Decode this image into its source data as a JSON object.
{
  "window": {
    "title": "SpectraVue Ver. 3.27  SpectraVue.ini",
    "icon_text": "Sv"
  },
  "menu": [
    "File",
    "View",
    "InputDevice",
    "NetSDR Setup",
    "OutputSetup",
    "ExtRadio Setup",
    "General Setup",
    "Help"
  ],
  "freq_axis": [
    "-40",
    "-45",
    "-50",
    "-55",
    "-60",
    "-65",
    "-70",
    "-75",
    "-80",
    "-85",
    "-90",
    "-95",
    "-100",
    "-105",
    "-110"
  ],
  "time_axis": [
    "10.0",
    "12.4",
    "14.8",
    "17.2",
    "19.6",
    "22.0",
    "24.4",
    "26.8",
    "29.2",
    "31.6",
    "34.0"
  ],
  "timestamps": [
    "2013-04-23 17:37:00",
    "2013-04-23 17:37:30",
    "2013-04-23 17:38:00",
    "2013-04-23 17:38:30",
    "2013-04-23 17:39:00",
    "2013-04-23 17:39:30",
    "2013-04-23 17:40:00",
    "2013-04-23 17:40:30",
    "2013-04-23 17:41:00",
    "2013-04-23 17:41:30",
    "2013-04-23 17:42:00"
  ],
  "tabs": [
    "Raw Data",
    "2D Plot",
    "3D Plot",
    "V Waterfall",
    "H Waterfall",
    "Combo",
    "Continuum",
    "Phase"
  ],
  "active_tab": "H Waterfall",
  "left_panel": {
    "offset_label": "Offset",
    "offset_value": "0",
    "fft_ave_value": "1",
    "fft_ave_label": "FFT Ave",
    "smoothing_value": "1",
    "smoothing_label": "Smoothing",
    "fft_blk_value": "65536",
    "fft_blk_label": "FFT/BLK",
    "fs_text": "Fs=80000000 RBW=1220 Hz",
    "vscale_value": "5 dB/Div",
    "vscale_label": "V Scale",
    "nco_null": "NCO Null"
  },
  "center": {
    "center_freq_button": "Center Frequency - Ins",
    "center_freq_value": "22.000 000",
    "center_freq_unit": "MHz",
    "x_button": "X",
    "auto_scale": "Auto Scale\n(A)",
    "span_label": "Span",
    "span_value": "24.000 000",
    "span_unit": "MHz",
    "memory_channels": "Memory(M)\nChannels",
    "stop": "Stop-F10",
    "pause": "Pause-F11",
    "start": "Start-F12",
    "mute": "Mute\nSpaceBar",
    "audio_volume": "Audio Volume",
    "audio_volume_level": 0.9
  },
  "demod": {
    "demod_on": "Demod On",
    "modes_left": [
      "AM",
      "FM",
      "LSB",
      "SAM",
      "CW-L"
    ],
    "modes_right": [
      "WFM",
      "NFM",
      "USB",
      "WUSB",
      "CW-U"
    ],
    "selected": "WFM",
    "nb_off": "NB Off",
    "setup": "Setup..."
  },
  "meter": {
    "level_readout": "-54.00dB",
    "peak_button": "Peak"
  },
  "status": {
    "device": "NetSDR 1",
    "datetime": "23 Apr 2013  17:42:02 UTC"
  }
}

•••••

Return all the data above once more, precisely as given.

SOLUTION TO THIS EXERCISE.
Decode this image into its source data as a JSON object.
{
  "window": {
    "title": "SpectraVue Ver. 3.27  SpectraVue.ini",
    "icon_text": "Sv"
  },
  "menu": [
    "File",
    "View",
    "InputDevice",
    "NetSDR Setup",
    "OutputSetup",
    "ExtRadio Setup",
    "General Setup",
    "Help"
  ],
  "freq_axis": [
    "-40",
    "-45",
    "-50",
    "-55",
    "-60",
    "-65",
    "-70",
    "-75",
    "-80",
    "-85",
    "-90",
    "-95",
    "-100",
    "-105",
    "-110"
  ],
  "time_axis": [
    "10.0",
    "12.4",
    "14.8",
    "17.2",
    "19.6",
    "22.0",
    "24.4",
    "26.8",
    "29.2",
    "31.6",
    "34.0"
  ],
  "timestamps": [
    "2013-04-23 17:37:00",
    "2013-04-23 17:37:30",
    "2013-04-23 17:38:00",
    "2013-04-23 17:38:30",
    "2013-04-23 17:39:00",
    "2013-04-23 17:39:30",
    "2013-04-23 17:40:00",
    "2013-04-23 17:40:30",
    "2013-04-23 17:41:00",
    "2013-04-23 17:41:30",
    "2013-04-23 17:42:00"
  ],
  "tabs": [
    "Raw Data",
    "2D Plot",
    "3D Plot",
    "V Waterfall",
    "H Waterfall",
    "Combo",
    "Continuum",
    "Phase"
  ],
  "active_tab": "H Waterfall",
  "left_panel": {
    "offset_label": "Offset",
    "offset_value": "0",
    "fft_ave_value": "1",
    "fft_ave_label": "FFT Ave",
    "smoothing_value": "1",
    "smoothing_label": "Smoothing",
    "fft_blk_value": "65536",
    "fft_blk_label": "FFT/BLK",
    "fs_text": "Fs=80000000 RBW=1220 Hz",
    "vscale_value": "5 dB/Div",
    "vscale_label": "V Scale",
    "nco_null": "NCO Null"
  },
  "center": {
    "center_freq_button": "Center Frequency - Ins",
    "center_freq_value": "22.000 000",
    "center_freq_unit": "MHz",
    "x_button": "X",
    "auto_scale": "Auto Scale\n(A)",
    "span_label": "Span",
    "span_value": "24.000 000",
    "span_unit": "MHz",
    "memory_channels": "Memory(M)\nChannels",
    "stop": "Stop-F10",
    "pause": "Pause-F11",
    "start": "Start-F12",
    "mute": "Mute\nSpaceBar",
    "audio_volume": "Audio Volume",
    "audio_volume_level": 0.9
  },
  "demod": {
    "demod_on": "Demod On",
    "modes_left": [
      "AM",
      "FM",
      "LSB",
      "SAM",
      "CW-L"
    ],
    "modes_right": [
      "WFM",
      "NFM",
      "USB",
      "WUSB",
      "CW-U"
    ],
    "selected": "WFM",
    "nb_off": "NB Off",
    "setup": "Setup..."
  },
  "meter": {
    "level_readout": "-54.00dB",
    "peak_button": "Peak"
  },
  "status": {
    "device": "NetSDR 1",
    "datetime": "23 Apr 2013  17:42:02 UTC"
  }
}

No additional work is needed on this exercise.